(Records that describe figures)
^^^^^^^^

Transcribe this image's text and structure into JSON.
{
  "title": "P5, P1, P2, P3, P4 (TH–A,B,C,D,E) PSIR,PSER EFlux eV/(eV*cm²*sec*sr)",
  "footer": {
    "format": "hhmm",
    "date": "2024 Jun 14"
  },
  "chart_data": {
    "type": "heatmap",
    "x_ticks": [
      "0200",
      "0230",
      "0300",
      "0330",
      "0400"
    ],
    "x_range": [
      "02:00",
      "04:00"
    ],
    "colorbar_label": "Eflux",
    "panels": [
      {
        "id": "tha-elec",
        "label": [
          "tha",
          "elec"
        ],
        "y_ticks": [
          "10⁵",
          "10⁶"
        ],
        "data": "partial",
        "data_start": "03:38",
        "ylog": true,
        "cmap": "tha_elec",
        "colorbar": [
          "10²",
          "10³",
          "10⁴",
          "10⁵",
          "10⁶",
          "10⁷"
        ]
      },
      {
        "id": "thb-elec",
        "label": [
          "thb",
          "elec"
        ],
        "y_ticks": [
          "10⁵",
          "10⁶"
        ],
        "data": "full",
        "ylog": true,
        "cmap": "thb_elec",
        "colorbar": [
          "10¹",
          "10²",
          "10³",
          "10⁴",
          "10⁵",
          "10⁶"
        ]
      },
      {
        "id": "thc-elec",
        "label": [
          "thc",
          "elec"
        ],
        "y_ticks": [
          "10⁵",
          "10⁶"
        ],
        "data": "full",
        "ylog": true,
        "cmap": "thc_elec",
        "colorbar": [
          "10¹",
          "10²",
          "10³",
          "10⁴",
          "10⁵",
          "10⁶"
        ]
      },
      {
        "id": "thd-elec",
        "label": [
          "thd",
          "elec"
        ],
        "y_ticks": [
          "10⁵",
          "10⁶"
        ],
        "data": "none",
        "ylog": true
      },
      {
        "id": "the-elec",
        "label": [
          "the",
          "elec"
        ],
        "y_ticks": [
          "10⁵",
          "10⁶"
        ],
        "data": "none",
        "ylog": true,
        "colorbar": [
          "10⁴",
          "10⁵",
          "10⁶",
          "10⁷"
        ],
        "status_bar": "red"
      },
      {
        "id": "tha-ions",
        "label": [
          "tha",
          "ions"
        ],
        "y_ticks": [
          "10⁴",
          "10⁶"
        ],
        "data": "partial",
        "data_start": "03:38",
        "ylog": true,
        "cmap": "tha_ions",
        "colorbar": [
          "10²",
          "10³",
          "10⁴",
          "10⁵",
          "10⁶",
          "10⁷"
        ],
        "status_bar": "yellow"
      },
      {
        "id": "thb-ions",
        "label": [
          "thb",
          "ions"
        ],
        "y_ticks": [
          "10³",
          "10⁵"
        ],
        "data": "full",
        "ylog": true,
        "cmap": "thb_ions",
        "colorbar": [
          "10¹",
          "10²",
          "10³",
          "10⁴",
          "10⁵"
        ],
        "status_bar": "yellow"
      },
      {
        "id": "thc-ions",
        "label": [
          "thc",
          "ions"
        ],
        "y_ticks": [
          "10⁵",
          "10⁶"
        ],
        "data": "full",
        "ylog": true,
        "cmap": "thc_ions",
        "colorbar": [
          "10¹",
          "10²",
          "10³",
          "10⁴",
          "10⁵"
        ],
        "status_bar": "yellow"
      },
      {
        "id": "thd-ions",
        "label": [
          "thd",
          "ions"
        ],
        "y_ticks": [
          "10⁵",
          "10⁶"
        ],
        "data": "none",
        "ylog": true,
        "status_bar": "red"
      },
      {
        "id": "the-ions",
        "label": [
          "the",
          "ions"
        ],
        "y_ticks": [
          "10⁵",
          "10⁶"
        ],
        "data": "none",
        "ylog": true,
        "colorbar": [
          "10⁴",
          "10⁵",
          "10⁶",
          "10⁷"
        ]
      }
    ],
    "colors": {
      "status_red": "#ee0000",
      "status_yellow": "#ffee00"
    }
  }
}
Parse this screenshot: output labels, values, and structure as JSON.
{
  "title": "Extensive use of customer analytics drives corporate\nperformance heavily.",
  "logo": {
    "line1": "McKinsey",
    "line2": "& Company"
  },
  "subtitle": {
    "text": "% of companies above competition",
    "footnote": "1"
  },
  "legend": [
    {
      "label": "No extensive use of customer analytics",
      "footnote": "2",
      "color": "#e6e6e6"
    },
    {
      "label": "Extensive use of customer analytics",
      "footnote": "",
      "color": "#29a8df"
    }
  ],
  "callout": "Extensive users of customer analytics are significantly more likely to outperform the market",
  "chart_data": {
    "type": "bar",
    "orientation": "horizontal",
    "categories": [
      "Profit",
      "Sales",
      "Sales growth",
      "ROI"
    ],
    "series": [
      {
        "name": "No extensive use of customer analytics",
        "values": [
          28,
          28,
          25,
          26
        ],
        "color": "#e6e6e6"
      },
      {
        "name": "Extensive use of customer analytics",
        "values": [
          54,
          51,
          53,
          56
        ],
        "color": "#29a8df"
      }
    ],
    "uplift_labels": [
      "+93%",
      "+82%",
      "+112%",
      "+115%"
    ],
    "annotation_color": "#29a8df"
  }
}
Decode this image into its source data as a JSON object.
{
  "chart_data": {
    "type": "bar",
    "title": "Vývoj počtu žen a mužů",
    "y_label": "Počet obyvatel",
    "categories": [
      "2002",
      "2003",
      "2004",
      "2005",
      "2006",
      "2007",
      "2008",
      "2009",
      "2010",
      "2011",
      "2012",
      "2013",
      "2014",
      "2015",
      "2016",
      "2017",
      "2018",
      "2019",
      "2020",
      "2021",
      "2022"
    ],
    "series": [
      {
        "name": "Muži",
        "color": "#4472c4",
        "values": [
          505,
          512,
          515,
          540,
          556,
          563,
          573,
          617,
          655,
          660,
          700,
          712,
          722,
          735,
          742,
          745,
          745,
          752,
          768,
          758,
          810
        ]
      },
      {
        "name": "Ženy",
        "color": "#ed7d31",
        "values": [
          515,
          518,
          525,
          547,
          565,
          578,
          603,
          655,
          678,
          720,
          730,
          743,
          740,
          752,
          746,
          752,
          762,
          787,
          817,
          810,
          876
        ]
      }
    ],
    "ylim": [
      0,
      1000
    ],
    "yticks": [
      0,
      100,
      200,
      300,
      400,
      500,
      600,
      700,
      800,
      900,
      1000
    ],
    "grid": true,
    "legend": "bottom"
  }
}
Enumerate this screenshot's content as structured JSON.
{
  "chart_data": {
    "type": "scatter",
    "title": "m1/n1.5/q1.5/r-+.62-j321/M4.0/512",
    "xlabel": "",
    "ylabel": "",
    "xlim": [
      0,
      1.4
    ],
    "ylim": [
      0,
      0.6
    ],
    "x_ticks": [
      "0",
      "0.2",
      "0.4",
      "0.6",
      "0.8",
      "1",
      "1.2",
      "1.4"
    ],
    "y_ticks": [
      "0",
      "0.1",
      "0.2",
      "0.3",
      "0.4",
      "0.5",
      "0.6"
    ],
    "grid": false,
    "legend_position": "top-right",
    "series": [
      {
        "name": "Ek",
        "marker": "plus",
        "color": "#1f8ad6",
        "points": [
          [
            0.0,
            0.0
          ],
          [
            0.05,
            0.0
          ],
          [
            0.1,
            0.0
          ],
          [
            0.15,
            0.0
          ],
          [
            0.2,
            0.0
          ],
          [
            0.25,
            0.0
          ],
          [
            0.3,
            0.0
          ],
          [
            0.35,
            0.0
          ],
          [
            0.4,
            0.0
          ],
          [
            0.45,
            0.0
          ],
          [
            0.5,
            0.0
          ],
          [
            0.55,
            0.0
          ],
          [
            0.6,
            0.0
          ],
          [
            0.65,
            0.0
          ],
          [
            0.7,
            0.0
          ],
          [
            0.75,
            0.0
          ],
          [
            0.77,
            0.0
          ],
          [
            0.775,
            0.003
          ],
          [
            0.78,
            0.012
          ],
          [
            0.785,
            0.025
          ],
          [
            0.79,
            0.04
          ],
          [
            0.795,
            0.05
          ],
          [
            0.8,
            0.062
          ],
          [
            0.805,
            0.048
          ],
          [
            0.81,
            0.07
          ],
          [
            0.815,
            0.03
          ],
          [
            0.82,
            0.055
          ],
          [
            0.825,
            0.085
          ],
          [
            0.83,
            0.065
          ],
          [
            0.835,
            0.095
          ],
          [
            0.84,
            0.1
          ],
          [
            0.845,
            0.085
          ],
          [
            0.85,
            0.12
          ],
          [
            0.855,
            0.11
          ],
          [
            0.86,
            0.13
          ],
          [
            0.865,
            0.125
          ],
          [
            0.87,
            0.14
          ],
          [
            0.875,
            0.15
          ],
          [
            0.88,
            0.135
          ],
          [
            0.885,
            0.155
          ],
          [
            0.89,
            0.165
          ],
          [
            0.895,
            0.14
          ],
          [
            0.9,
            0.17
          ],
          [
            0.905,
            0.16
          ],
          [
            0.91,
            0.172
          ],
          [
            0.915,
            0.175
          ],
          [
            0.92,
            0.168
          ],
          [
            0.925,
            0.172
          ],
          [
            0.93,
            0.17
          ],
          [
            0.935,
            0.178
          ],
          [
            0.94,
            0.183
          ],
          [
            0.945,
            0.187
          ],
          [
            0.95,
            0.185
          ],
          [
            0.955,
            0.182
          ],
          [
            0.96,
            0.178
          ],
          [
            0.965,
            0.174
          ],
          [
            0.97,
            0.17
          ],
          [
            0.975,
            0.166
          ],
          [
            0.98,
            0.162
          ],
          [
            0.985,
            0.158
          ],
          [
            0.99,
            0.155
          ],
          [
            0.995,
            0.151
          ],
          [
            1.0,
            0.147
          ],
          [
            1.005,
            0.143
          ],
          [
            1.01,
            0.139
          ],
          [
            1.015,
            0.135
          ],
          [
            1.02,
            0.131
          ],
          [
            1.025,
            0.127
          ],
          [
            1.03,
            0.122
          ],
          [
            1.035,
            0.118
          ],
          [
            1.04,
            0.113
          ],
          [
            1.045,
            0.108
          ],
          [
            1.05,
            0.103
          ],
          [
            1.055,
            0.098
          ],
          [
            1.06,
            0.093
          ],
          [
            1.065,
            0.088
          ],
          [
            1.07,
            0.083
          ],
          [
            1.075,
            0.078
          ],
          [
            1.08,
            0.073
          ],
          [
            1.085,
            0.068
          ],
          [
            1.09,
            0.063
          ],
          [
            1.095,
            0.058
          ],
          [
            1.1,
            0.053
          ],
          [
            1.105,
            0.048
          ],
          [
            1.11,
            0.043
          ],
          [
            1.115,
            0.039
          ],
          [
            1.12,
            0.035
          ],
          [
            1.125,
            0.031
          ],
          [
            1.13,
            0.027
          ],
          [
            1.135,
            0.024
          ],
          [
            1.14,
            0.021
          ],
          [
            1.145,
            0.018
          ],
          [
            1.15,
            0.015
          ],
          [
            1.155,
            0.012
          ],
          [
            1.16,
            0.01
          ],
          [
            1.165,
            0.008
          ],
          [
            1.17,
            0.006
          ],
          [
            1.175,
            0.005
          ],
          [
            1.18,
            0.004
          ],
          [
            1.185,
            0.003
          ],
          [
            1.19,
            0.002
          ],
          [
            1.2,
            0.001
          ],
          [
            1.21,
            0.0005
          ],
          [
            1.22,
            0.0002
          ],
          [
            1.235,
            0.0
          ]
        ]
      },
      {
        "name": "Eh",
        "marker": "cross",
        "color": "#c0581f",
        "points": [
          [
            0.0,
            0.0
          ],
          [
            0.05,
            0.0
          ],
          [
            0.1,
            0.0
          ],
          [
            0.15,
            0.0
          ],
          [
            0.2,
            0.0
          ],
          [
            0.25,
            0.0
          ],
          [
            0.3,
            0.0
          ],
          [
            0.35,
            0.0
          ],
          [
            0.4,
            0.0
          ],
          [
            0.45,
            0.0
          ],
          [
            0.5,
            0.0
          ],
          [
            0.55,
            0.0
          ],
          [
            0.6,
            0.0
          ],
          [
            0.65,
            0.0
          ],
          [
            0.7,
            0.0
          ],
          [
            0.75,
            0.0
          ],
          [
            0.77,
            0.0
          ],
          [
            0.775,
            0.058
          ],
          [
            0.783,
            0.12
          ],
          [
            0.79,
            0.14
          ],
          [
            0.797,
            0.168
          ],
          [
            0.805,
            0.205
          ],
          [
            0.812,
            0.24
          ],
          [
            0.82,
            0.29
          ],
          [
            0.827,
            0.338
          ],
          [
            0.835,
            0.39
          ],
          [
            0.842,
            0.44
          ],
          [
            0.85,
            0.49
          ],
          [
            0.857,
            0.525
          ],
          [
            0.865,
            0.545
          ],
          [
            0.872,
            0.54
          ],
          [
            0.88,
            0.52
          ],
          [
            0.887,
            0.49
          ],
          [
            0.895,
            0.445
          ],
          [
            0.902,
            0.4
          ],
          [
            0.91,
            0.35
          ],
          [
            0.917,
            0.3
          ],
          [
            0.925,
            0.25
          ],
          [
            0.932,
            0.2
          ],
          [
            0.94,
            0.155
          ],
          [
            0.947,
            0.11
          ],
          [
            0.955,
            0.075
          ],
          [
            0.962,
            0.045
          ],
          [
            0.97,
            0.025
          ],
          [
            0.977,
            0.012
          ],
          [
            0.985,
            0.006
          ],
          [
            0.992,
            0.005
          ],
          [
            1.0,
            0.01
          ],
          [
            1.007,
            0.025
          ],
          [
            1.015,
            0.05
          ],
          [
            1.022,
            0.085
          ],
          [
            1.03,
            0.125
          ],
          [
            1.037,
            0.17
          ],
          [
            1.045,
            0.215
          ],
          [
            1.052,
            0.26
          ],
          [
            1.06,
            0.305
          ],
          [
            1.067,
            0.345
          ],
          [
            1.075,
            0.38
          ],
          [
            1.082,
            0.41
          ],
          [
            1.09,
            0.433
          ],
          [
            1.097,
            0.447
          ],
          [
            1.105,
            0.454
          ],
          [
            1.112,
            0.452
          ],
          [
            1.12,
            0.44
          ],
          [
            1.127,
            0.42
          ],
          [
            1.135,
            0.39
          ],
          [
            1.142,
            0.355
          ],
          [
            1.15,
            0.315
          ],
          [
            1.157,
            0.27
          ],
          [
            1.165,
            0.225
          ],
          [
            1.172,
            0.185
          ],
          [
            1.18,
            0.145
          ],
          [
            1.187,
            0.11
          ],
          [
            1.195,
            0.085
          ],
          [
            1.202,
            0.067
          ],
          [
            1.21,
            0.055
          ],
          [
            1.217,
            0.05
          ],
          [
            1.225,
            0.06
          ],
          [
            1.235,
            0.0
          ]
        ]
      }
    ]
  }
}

^^^^^^^^

* Required task
Return all lines of the material above in which the word "JSON" occurs.

* Final result
Transcribe this image's text and structure into JSON.
Parse this screenshot: output labels, values, and structure as JSON.
Decode this image into its source data as a JSON object.
Enumerate this screenshot's content as structured JSON.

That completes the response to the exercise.